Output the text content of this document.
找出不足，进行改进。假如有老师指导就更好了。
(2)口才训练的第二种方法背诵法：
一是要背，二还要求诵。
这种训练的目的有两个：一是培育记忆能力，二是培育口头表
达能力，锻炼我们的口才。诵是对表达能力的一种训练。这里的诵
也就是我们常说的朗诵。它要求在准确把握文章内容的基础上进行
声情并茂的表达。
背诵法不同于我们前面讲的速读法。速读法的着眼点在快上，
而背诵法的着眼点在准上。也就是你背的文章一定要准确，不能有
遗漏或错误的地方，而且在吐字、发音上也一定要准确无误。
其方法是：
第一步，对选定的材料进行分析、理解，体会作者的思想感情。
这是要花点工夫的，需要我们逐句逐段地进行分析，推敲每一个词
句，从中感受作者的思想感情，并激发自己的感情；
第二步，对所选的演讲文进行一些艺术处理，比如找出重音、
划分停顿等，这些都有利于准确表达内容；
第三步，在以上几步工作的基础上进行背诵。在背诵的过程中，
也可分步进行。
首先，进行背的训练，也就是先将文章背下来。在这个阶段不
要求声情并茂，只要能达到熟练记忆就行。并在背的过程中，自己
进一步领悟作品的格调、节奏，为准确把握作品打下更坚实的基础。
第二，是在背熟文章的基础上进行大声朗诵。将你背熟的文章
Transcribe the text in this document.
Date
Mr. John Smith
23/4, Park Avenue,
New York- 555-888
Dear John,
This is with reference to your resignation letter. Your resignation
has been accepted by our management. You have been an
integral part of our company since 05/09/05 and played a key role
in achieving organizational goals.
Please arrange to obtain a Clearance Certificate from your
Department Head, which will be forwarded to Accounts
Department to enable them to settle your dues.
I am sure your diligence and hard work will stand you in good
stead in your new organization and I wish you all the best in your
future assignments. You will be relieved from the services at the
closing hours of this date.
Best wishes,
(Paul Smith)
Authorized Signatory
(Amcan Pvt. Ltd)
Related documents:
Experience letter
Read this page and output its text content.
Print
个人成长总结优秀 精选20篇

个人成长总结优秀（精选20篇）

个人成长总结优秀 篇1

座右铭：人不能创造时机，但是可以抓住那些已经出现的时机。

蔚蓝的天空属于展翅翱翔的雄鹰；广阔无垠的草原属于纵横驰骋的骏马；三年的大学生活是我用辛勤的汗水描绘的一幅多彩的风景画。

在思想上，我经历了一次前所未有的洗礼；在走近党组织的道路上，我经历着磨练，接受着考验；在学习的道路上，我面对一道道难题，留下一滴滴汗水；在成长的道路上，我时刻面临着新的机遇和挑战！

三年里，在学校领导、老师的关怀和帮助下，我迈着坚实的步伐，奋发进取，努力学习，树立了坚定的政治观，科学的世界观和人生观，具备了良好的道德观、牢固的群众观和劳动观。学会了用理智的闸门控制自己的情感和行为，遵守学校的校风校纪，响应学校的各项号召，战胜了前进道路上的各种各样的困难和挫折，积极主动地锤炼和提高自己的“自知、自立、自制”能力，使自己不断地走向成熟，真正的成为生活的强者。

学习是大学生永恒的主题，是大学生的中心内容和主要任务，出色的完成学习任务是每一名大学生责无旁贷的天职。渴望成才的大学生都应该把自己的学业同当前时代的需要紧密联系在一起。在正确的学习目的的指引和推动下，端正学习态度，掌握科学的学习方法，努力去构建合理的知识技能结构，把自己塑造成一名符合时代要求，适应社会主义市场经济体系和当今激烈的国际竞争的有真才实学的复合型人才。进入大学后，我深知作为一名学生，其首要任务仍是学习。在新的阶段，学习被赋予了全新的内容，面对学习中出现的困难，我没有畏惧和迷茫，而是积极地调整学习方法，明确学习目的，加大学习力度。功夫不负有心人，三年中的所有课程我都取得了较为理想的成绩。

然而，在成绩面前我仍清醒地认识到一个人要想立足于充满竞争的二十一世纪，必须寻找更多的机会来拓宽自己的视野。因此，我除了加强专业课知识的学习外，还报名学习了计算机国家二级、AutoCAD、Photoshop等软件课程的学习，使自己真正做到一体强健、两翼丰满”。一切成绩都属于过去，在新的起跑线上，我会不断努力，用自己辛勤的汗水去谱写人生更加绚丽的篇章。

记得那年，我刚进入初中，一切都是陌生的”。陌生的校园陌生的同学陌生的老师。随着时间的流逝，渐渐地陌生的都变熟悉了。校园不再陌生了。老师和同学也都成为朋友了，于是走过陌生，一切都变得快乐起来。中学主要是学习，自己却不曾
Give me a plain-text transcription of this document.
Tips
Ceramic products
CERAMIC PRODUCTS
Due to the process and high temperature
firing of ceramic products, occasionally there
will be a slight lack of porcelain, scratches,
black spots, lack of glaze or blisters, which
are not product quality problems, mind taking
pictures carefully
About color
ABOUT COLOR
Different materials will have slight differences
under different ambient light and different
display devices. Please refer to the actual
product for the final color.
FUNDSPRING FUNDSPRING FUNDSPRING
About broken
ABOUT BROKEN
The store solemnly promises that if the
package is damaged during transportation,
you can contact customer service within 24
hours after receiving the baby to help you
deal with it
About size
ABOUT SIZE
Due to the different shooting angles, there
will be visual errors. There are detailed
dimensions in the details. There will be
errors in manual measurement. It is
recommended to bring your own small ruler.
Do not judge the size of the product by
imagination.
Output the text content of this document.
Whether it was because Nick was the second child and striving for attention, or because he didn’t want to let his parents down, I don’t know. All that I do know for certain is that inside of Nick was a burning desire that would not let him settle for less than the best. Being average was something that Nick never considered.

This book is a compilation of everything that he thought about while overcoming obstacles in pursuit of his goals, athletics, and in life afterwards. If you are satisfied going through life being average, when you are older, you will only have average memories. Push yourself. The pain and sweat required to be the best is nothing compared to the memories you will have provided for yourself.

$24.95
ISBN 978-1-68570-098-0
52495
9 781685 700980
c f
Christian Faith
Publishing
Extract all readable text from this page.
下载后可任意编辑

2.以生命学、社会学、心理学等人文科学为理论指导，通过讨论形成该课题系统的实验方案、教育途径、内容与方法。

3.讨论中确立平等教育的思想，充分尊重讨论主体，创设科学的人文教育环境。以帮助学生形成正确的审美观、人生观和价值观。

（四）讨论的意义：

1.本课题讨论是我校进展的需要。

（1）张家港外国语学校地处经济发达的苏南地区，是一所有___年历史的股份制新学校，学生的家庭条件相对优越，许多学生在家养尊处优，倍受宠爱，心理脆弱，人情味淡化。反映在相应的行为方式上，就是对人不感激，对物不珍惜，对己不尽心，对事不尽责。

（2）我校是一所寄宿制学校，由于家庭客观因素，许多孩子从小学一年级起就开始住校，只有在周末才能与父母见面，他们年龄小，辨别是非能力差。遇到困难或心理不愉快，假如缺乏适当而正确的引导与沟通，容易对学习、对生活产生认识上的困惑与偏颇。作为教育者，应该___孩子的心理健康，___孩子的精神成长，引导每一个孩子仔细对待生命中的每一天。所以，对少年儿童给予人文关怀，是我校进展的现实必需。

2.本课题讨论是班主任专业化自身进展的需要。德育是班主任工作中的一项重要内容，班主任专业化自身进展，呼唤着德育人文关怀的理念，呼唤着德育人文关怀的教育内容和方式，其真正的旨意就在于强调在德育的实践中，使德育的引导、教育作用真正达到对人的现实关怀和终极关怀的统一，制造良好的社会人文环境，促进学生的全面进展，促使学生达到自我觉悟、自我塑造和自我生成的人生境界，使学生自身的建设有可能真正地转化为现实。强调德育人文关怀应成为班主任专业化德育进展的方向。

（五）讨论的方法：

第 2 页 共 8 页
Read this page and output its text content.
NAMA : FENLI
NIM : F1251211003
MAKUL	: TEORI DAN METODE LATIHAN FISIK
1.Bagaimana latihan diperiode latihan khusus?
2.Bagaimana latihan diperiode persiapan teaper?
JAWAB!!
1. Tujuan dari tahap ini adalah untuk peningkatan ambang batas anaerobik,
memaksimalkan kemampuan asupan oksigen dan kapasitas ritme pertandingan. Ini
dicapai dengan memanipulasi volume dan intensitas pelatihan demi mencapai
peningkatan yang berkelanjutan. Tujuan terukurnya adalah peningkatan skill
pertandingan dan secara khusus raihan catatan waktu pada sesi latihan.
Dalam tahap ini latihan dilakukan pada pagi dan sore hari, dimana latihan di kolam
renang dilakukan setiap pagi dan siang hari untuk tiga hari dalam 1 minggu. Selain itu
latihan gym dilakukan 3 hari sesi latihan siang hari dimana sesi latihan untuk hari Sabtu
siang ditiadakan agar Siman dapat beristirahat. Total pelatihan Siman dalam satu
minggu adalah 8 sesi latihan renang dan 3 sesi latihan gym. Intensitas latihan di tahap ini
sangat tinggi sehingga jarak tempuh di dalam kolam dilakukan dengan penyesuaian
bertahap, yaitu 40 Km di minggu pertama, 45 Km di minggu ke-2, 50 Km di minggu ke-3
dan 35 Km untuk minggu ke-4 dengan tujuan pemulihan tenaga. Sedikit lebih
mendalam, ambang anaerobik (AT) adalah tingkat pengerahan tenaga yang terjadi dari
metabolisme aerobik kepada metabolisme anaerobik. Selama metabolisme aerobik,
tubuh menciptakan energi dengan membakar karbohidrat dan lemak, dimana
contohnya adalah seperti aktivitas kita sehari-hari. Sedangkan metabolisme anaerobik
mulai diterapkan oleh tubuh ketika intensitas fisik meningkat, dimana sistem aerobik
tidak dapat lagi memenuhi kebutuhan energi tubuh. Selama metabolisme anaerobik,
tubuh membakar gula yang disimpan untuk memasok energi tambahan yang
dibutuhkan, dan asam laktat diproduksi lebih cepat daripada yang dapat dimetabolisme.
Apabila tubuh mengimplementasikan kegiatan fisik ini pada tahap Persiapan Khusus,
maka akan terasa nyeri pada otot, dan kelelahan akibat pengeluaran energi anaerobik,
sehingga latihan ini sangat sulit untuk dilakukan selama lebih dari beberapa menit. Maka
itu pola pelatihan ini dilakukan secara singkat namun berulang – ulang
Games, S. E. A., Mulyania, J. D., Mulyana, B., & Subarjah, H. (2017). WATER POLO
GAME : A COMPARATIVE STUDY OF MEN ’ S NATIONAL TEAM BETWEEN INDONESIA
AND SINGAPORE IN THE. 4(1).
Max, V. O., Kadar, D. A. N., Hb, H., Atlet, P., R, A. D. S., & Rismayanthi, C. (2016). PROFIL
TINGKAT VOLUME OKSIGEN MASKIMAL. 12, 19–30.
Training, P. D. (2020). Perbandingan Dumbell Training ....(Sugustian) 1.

# # #

SET EXERCISE — Report only how many lines in the entries contain "dimana".

THE ANSWER — 4